Collected data entries>
☆ ☆ ☆ ☆
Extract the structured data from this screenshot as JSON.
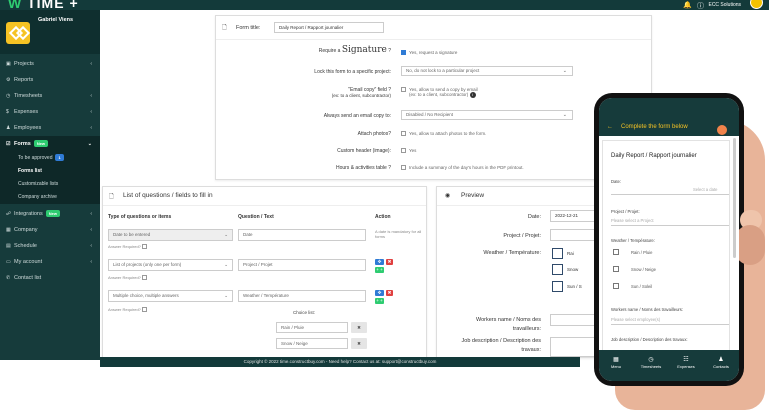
{
  "app": {
    "brand_prefix": "W",
    "brand_name": "TIME +",
    "user_label": "ECC Solutions",
    "bell_icon": "bell-icon",
    "info_icon": "info-icon"
  },
  "sidebar": {
    "user_name": "Gabriel Viens",
    "items": [
      {
        "label": "Projects",
        "icon": "briefcase-icon"
      },
      {
        "label": "Reports",
        "icon": "chart-icon"
      },
      {
        "label": "Timesheets",
        "icon": "clock-icon"
      },
      {
        "label": "Expenses",
        "icon": "dollar-icon"
      },
      {
        "label": "Employees",
        "icon": "users-icon"
      },
      {
        "label": "Forms",
        "icon": "checkbox-icon",
        "badge": "New"
      },
      {
        "label": "Integrations",
        "icon": "plug-icon",
        "badge": "New"
      },
      {
        "label": "Company",
        "icon": "building-icon"
      },
      {
        "label": "Schedule",
        "icon": "calendar-icon"
      },
      {
        "label": "My account",
        "icon": "card-icon"
      },
      {
        "label": "Contact list",
        "icon": "phone-icon"
      }
    ],
    "forms_sub": [
      {
        "label": "To be approved",
        "badge": "1"
      },
      {
        "label": "Forms list"
      },
      {
        "label": "Customizable lists"
      },
      {
        "label": "Company archive"
      }
    ]
  },
  "settings": {
    "form_title_label": "Form title:",
    "form_title_value": "Daily Report / Rapport journalier",
    "require_pre": "Require a",
    "require_sig": "Signature",
    "require_q": "?",
    "require_val": "Yes, request a signature",
    "lock_label": "Lock this form to a specific project:",
    "lock_val": "No, do not lock to a particular project",
    "email_label": "\"Email copy\" field ?",
    "email_sub": "(ex: to a client, subcontractor)",
    "email_val": "Yes, allow to send a copy by email",
    "email_val2": "(ex: to a client, subcontractor)",
    "always_label": "Always send an email copy to:",
    "always_val": "Disabled / No Recipient",
    "photos_label": "Attach photos?",
    "photos_val": "Yes, allow to attach photos to the form.",
    "header_label": "Custom header (image):",
    "header_val": "Yes",
    "hours_label": "Hours & activities table ?",
    "hours_val": "Include a summary of the day's hours in the PDF printout."
  },
  "questions": {
    "title": "List of questions / fields to fill in",
    "col_type": "Type of questions or items",
    "col_text": "Question / Text",
    "col_action": "Action",
    "answer_required": "Answer Required?",
    "rows": [
      {
        "type": "Date to be entered",
        "text": "Date",
        "note": "A date is mandatory for all forms"
      },
      {
        "type": "List of projects (only one per form)",
        "text": "Project / Projet"
      },
      {
        "type": "Multiple choice, multiple answers",
        "text": "Weather / Température",
        "choice_list": "Choice list:",
        "choices": [
          "Rain / Pluie",
          "Snow / Neige"
        ]
      }
    ]
  },
  "preview": {
    "title": "Preview",
    "date_label": "Date:",
    "date_val": "2022-12-21",
    "project_label": "Project / Projet:",
    "weather_label": "Weather / Température:",
    "weather_opts": [
      "Rai",
      "Snow",
      "Sun / S"
    ],
    "workers_label": "Workers name / Noms des travailleurs:",
    "job_label": "Job description / Description des travaux:"
  },
  "footer": {
    "text": "Copyright © 2022 time.constructbuy.com - Need help? Contact us at: support@constructbuy.com"
  },
  "phone": {
    "header": "Complete the form below",
    "form_title": "Daily Report / Rapport journalier",
    "date_label": "Date:",
    "date_placeholder": "Select a date",
    "project_label": "Project / Projet:",
    "project_placeholder": "Please select a Project",
    "weather_label": "Weather / Température:",
    "weather_opts": [
      "Rain / Pluie",
      "Snow / Neige",
      "Sun / Soleil"
    ],
    "workers_label": "Workers name / Noms des travailleurs:",
    "workers_placeholder": "Please select employee(s)",
    "job_label": "Job description / Description des travaux:",
    "nav": [
      {
        "label": "Menu",
        "icon": "grid-icon"
      },
      {
        "label": "Timesheets",
        "icon": "clock-icon"
      },
      {
        "label": "Expenses",
        "icon": "cart-icon"
      },
      {
        "label": "Contacts",
        "icon": "person-icon"
      }
    ]
  }
}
☆ ☆ ☆ ☆
EXERCISE DESCRIPTION> Leave out the pictures and output every record above precisely as given.

FULL RESPONSE>
Extract the structured data from this screenshot as JSON.
{
  "app": {
    "brand_prefix": "W",
    "brand_name": "TIME +",
    "user_label": "ECC Solutions",
    "bell_icon": "bell-icon",
    "info_icon": "info-icon"
  },
  "sidebar": {
    "user_name": "Gabriel Viens",
    "items": [
      {
        "label": "Projects",
        "icon": "briefcase-icon"
      },
      {
        "label": "Reports",
        "icon": "chart-icon"
      },
      {
        "label": "Timesheets",
        "icon": "clock-icon"
      },
      {
        "label": "Expenses",
        "icon": "dollar-icon"
      },
      {
        "label": "Employees",
        "icon": "users-icon"
      },
      {
        "label": "Forms",
        "icon": "checkbox-icon",
        "badge": "New"
      },
      {
        "label": "Integrations",
        "icon": "plug-icon",
        "badge": "New"
      },
      {
        "label": "Company",
        "icon": "building-icon"
      },
      {
        "label": "Schedule",
        "icon": "calendar-icon"
      },
      {
        "label": "My account",
        "icon": "card-icon"
      },
      {
        "label": "Contact list",
        "icon": "phone-icon"
      }
    ],
    "forms_sub": [
      {
        "label": "To be approved",
        "badge": "1"
      },
      {
        "label": "Forms list"
      },
      {
        "label": "Customizable lists"
      },
      {
        "label": "Company archive"
      }
    ]
  },
  "settings": {
    "form_title_label": "Form title:",
    "form_title_value": "Daily Report / Rapport journalier",
    "require_pre": "Require a",
    "require_sig": "Signature",
    "require_q": "?",
    "require_val": "Yes, request a signature",
    "lock_label": "Lock this form to a specific project:",
    "lock_val": "No, do not lock to a particular project",
    "email_label": "\"Email copy\" field ?",
    "email_sub": "(ex: to a client, subcontractor)",
    "email_val": "Yes, allow to send a copy by email",
    "email_val2": "(ex: to a client, subcontractor)",
    "always_label": "Always send an email copy to:",
    "always_val": "Disabled / No Recipient",
    "photos_label": "Attach photos?",
    "photos_val": "Yes, allow to attach photos to the form.",
    "header_label": "Custom header (image):",
    "header_val": "Yes",
    "hours_label": "Hours & activities table ?",
    "hours_val": "Include a summary of the day's hours in the PDF printout."
  },
  "questions": {
    "title": "List of questions / fields to fill in",
    "col_type": "Type of questions or items",
    "col_text": "Question / Text",
    "col_action": "Action",
    "answer_required": "Answer Required?",
    "rows": [
      {
        "type": "Date to be entered",
        "text": "Date",
        "note": "A date is mandatory for all forms"
      },
      {
        "type": "List of projects (only one per form)",
        "text": "Project / Projet"
      },
      {
        "type": "Multiple choice, multiple answers",
        "text": "Weather / Température",
        "choice_list": "Choice list:",
        "choices": [
          "Rain / Pluie",
          "Snow / Neige"
        ]
      }
    ]
  },
  "preview": {
    "title": "Preview",
    "date_label": "Date:",
    "date_val": "2022-12-21",
    "project_label": "Project / Projet:",
    "weather_label": "Weather / Température:",
    "weather_opts": [
      "Rai",
      "Snow",
      "Sun / S"
    ],
    "workers_label": "Workers name / Noms des travailleurs:",
    "job_label": "Job description / Description des travaux:"
  },
  "footer": {
    "text": "Copyright © 2022 time.constructbuy.com - Need help? Contact us at: support@constructbuy.com"
  },
  "phone": {
    "header": "Complete the form below",
    "form_title": "Daily Report / Rapport journalier",
    "date_label": "Date:",
    "date_placeholder": "Select a date",
    "project_label": "Project / Projet:",
    "project_placeholder": "Please select a Project",
    "weather_label": "Weather / Température:",
    "weather_opts": [
      "Rain / Pluie",
      "Snow / Neige",
      "Sun / Soleil"
    ],
    "workers_label": "Workers name / Noms des travailleurs:",
    "workers_placeholder": "Please select employee(s)",
    "job_label": "Job description / Description des travaux:",
    "nav": [
      {
        "label": "Menu",
        "icon": "grid-icon"
      },
      {
        "label": "Timesheets",
        "icon": "clock-icon"
      },
      {
        "label": "Expenses",
        "icon": "cart-icon"
      },
      {
        "label": "Contacts",
        "icon": "person-icon"
      }
    ]
  }
}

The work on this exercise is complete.